• Document passage:
_ _ _

Thus, the turbine disc is easier to handle, because e.g. the second
surface without any functional elements is easier to clamp in a
manufacturing device.
[0026] According to a further exemplary embodiment, the turbine
disc is coupleable to the turbine in such a way, that the first
surface is oriented upstream with respect to a fluid flow of the
turbine and the second surface is oriented downstream with respect
to the fluid flow.
[0027] According to a further exemplary embodiment, the sealing
section comprises a single seal lip.
[0028] According to a further exemplary embodiment, the sealing
section comprises a labyrinth seal. By using a labyrinth seal, a
plurality of combined sealing lips are used to seal the turbine
discs with the further turbine parts.
[0029] According to a further exemplary embodiment, the first
protrusion and the second protrusion are formed and/or are arranged
in such a way, that a recess between the first protrusion and the
second protrusion is formed. The recess is formed in such a way
that the recess proceeds in a circumferential direction with
respect to the shaft of the turbine, when the turbine disc is
coupled to the turbine.
[0030] The term "recess" denotes the space between a first
protrusion and the second protrusion, in which space the balancing
weight may be installed. When the first protrusion and the second
protrusion form a curved recess between each other, the balancing
weight may be coupled to the turbine disc in a desired position
along a circumferential direction of the turbine disc with respect
to the shaft of the turbine or as well to a rotary axis of the
turbine disc. Thus, by slideably attaching the balancing weight
inside the recess, a desired balancing position, in which the
turbine disc is balanced, may be found for the balancing
weight.
[0031] Beside the circumferential direction of the recess, the
recess may as well proceed linear without having a curved shape. In
particular, the recess may as well proceed in a radial direction,
in a tangential direction or in any other linear direction with
respect to the shaft along the surface of the turbine disc.
[0032] The recess is formed by the space between the first
protrusion and the second protrusion. The recess may be also
defined in such a way that additionally a slot is e.g. milled into
the turbine disc.
[0033] According to a further exemplary embodiment, the recess is
formed in such a way that the recess and the balancing weight are
coupleable by a dove tail connection. By providing a dove tail
connection, the balancing weight is prevented from being detached
from the turbine disc. Simultaneously, the balancing weight is
still slideably inside the recess along the first surface of the
turbine disc.
[0034] The balancing weight may be coupleable in a way that it can
be inserted and later clamped, wedged, or fixed into the
recess.
[0035] According to a further exemplary embodiment, the first
protrusion is located at a first position and the second protrusion
is located at the second position. A first distance between the
first position and the centre of the turbine disc is larger than a
second distance between the second position and the centre of the
turbine disc.
[0036] According to a further exemplary embodiment, the first
protrusion and/or the second protrusion are detachably mounted onto
the turbine disc. Thus, the maintenance of the turbine disc may be
improved, because damaged first protrusions or second protrusions
may be simply exchanged, so that it is not longer necessary to
exchange the whole turbine disc. Thus, maintenance costs are
reduced.

_ _ _

• Data to process:

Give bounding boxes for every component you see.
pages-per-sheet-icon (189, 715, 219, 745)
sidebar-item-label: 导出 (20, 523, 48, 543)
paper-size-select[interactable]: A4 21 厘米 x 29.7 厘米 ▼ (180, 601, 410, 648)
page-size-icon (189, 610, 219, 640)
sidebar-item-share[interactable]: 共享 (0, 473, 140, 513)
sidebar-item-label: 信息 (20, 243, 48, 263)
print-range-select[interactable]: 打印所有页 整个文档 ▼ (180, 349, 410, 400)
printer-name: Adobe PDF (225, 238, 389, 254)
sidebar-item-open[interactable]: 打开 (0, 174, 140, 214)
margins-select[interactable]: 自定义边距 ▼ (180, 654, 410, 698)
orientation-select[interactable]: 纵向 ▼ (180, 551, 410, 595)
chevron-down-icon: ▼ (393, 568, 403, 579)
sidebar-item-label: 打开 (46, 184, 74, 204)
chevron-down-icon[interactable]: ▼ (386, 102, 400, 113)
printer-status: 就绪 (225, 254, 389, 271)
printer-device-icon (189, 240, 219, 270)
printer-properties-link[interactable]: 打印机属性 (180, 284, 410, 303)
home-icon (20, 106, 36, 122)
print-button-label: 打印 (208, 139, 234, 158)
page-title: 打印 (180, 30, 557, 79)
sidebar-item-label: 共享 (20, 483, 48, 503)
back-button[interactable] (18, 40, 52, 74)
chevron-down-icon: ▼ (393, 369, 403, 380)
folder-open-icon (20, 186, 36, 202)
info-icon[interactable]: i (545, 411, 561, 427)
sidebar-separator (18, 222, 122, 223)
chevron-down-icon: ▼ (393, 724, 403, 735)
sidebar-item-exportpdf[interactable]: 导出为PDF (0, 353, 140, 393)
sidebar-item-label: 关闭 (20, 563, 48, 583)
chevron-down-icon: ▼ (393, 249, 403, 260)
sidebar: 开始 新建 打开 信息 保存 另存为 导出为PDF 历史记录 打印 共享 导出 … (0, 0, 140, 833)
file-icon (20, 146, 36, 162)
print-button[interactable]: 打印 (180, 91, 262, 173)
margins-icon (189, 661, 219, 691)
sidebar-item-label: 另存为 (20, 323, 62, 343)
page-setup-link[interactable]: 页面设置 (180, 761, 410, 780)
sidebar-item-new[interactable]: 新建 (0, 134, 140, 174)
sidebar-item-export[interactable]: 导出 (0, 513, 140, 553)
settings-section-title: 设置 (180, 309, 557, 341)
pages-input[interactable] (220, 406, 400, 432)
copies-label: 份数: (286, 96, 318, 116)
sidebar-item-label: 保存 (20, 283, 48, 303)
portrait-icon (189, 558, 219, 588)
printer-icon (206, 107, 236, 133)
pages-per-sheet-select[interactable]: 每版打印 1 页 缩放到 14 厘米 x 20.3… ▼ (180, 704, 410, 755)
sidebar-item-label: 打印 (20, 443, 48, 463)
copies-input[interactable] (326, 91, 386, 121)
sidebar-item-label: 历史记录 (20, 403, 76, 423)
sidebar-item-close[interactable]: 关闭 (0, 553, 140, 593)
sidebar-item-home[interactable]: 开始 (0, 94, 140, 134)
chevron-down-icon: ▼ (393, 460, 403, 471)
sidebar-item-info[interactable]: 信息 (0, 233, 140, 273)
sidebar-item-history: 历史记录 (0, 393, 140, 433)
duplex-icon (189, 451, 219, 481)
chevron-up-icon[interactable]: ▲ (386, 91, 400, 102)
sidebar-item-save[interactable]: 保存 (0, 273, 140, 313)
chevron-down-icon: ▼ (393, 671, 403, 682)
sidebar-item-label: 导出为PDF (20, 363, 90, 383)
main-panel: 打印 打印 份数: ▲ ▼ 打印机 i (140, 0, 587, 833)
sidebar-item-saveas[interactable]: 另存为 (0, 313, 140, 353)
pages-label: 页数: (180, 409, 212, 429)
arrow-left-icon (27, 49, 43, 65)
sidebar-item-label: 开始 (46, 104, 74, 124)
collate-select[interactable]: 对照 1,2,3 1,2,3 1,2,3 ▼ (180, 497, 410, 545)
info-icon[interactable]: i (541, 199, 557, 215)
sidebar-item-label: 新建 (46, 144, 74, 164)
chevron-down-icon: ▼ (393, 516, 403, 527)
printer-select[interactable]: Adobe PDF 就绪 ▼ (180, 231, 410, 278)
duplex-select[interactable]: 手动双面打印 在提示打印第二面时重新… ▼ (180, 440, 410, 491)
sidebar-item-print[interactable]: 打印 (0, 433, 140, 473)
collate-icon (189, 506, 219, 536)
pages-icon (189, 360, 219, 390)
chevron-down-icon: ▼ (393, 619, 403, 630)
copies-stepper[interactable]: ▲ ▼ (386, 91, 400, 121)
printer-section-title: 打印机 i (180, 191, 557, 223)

_ _ _

• Exercise set:
A. List the three ways the turbine disc passage says the balancing weight may be secured in the recess after it is inserted.
B. Format the listing as a Markdown table with the columns Row and Line, starting with its first line and going on through the line containing "portrait-icon (189, 558, 219, 588)". Leave out any blank lines.

• Task responses:
A.
- Clamped
- Wedged
- Fixed

B.
| Row | Line |
|---|---|
| 1 | Give bounding boxes for every component you see. |
| 2 | pages-per-sheet-icon (189, 715, 219, 745) |
| 3 | sidebar-item-label: 导出 (20, 523, 48, 543) |
| 4 | paper-size-select[interactable]: A4 21 厘米 x 29.7 厘米 ▼ (180, 601, 410, 648) |
| 5 | page-size-icon (189, 610, 219, 640) |
| 6 | sidebar-item-share[interactable]: 共享 (0, 473, 140, 513) |
| 7 | sidebar-item-label: 信息 (20, 243, 48, 263) |
| 8 | print-range-select[interactable]: 打印所有页 整个文档 ▼ (180, 349, 410, 400) |
| 9 | printer-name: Adobe PDF (225, 238, 389, 254) |
| 10 | sidebar-item-open[interactable]: 打开 (0, 174, 140, 214) |
| 11 | margins-select[interactable]: 自定义边距 ▼ (180, 654, 410, 698) |
| 12 | orientation-select[interactable]: 纵向 ▼ (180, 551, 410, 595) |
| 13 | chevron-down-icon: ▼ (393, 568, 403, 579) |
| 14 | sidebar-item-label: 打开 (46, 184, 74, 204) |
| 15 | chevron-down-icon[interactable]: ▼ (386, 102, 400, 113) |
| 16 | printer-status: 就绪 (225, 254, 389, 271) |
| 17 | printer-device-icon (189, 240, 219, 270) |
| 18 | printer-properties-link[interactable]: 打印机属性 (180, 284, 410, 303) |
| 19 | home-icon (20, 106, 36, 122) |
| 20 | print-button-label: 打印 (208, 139, 234, 158) |
| 21 | page-title: 打印 (180, 30, 557, 79) |
| 22 | sidebar-item-label: 共享 (20, 483, 48, 503) |
| 23 | back-button[interactable] (18, 40, 52, 74) |
| 24 | chevron-down-icon: ▼ (393, 369, 403, 380) |
| 25 | folder-open-icon (20, 186, 36, 202) |
| 26 | info-icon[interactable]: i (545, 411, 561, 427) |
| 27 | sidebar-separator (18, 222, 122, 223) |
| 28 | chevron-down-icon: ▼ (393, 724, 403, 735) |
| 29 | sidebar-item-exportpdf[interactable]: 导出为PDF (0, 353, 140, 393) |
| 30 | sidebar-item-label: 关闭 (20, 563, 48, 583) |
| 31 | chevron-down-icon: ▼ (393, 249, 403, 260) |
| 32 | sidebar: 开始 新建 打开 信息 保存 另存为 导出为PDF 历史记录 打印 共享 导出 … (0, 0, 140, 833) |
| 33 | file-icon (20, 146, 36, 162) |
| 34 | print-button[interactable]: 打印 (180, 91, 262, 173) |
| 35 | margins-icon (189, 661, 219, 691) |
| 36 | sidebar-item-label: 另存为 (20, 323, 62, 343) |
| 37 | page-setup-link[interactable]: 页面设置 (180, 761, 410, 780) |
| 38 | sidebar-item-new[interactable]: 新建 (0, 134, 140, 174) |
| 39 | sidebar-item-export[interactable]: 导出 (0, 513, 140, 553) |
| 40 | settings-section-title: 设置 (180, 309, 557, 341) |
| 41 | pages-input[interactable] (220, 406, 400, 432) |
| 42 | copies-label: 份数: (286, 96, 318, 116) |
| 43 | sidebar-item-label: 保存 (20, 283, 48, 303) |
| 44 | portrait-icon (189, 558, 219, 588) |